>>>>>
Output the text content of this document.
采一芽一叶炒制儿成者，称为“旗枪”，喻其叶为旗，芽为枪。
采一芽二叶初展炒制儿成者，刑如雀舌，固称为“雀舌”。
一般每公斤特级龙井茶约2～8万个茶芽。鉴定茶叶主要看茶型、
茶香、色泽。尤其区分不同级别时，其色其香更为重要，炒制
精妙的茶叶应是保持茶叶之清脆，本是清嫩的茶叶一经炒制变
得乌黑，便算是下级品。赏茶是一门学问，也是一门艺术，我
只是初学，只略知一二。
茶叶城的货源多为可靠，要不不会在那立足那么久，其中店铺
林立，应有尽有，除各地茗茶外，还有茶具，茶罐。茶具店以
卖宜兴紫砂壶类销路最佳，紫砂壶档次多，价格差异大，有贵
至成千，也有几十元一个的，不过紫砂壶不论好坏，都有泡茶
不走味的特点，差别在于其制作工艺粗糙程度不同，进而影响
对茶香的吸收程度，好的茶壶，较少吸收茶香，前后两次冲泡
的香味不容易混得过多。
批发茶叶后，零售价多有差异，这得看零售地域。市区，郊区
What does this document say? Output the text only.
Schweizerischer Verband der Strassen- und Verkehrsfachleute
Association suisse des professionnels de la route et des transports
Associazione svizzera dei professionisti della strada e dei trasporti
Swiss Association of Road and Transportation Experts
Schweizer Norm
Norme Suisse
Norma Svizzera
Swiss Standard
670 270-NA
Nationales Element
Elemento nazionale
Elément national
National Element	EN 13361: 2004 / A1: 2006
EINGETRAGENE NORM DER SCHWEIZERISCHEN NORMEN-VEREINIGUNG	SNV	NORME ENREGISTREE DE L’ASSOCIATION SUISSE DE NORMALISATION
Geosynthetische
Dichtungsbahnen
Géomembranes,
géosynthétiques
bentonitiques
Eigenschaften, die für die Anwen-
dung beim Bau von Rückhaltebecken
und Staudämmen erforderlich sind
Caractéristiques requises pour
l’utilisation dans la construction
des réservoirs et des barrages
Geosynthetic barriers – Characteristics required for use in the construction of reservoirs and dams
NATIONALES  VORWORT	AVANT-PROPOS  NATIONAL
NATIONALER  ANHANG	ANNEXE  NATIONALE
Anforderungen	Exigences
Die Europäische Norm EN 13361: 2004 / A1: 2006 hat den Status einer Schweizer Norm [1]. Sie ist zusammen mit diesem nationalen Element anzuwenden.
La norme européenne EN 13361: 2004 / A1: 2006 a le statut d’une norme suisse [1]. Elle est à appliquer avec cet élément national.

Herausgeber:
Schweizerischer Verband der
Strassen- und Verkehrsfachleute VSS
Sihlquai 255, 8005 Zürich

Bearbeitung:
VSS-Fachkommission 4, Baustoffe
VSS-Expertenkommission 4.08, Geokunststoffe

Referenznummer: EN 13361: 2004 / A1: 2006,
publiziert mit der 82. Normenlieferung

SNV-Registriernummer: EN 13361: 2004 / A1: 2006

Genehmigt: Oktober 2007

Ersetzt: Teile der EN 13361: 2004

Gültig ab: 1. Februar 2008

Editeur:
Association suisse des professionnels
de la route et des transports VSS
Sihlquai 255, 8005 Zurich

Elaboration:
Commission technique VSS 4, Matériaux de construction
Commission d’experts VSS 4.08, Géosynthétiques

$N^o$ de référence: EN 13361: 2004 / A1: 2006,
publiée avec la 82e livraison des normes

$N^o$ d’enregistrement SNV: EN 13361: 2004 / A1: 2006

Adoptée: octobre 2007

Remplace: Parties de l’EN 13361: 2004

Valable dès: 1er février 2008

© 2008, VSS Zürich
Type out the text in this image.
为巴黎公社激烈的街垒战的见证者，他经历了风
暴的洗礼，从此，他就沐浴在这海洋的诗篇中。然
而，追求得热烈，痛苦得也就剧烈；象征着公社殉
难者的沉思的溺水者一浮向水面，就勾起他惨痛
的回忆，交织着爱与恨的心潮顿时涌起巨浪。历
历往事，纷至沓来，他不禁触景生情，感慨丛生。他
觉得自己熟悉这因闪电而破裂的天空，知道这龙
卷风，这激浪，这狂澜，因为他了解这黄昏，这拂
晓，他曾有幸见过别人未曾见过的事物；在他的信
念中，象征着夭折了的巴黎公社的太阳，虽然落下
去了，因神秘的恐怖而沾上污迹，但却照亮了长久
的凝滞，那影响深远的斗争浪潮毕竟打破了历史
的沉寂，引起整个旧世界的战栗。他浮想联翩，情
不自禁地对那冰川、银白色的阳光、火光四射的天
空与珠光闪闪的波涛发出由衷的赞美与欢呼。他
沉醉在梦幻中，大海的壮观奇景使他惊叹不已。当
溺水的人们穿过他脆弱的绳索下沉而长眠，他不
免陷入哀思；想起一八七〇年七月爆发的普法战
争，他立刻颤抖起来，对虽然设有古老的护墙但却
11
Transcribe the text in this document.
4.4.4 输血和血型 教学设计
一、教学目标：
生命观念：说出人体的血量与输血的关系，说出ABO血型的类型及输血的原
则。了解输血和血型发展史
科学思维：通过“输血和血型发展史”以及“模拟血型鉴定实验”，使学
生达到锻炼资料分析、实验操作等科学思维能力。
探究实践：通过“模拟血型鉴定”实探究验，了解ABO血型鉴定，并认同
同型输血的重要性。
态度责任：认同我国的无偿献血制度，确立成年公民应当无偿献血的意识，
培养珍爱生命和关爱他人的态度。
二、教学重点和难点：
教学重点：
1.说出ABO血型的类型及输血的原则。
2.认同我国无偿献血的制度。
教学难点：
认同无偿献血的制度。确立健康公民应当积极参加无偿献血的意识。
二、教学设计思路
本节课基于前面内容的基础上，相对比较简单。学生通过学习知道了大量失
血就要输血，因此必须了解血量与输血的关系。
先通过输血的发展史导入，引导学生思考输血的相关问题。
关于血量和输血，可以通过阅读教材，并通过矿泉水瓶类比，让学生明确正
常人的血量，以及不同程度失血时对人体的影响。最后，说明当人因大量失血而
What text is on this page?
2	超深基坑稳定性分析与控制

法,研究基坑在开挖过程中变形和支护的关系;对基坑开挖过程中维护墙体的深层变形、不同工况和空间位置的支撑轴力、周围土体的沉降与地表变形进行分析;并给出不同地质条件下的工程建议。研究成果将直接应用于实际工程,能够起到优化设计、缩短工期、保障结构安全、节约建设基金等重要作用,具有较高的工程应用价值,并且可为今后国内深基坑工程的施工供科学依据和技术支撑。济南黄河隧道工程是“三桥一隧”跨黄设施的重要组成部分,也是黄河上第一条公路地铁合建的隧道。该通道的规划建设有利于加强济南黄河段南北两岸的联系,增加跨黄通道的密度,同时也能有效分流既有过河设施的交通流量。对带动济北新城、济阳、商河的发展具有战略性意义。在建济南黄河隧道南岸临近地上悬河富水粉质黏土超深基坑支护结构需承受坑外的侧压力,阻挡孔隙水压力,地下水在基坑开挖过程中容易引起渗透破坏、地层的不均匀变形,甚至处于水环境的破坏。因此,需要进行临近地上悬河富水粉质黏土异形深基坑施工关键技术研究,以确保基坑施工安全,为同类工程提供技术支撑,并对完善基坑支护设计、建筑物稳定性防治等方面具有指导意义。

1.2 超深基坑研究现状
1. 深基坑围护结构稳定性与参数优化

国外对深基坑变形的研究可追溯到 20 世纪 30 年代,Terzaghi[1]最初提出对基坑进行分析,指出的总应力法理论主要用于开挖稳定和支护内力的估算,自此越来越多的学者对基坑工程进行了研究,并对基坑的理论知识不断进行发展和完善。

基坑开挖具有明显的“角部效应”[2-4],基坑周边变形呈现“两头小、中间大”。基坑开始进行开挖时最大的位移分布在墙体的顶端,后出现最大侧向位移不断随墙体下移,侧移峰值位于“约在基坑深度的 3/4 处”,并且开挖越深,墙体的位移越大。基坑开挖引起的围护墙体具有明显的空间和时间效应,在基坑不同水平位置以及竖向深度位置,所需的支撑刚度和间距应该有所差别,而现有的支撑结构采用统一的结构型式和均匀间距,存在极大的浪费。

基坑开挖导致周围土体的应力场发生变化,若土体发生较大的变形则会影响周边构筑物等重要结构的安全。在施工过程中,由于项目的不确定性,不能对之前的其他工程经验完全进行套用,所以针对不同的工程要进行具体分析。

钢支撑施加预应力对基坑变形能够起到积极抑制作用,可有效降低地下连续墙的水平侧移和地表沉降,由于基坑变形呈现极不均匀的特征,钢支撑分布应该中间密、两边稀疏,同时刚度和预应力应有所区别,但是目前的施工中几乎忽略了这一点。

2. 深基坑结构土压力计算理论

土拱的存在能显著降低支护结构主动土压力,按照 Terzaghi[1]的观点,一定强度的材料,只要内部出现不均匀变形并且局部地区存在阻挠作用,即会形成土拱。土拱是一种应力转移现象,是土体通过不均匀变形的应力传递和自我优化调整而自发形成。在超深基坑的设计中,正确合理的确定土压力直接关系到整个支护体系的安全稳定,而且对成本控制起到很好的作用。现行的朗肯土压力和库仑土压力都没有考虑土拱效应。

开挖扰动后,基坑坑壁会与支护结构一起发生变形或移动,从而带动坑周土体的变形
<<<<<
Give the number of lines in the listing above that hold the string "Schweizerischer", with nothing else.

RESULT FOR THIS TASK →
2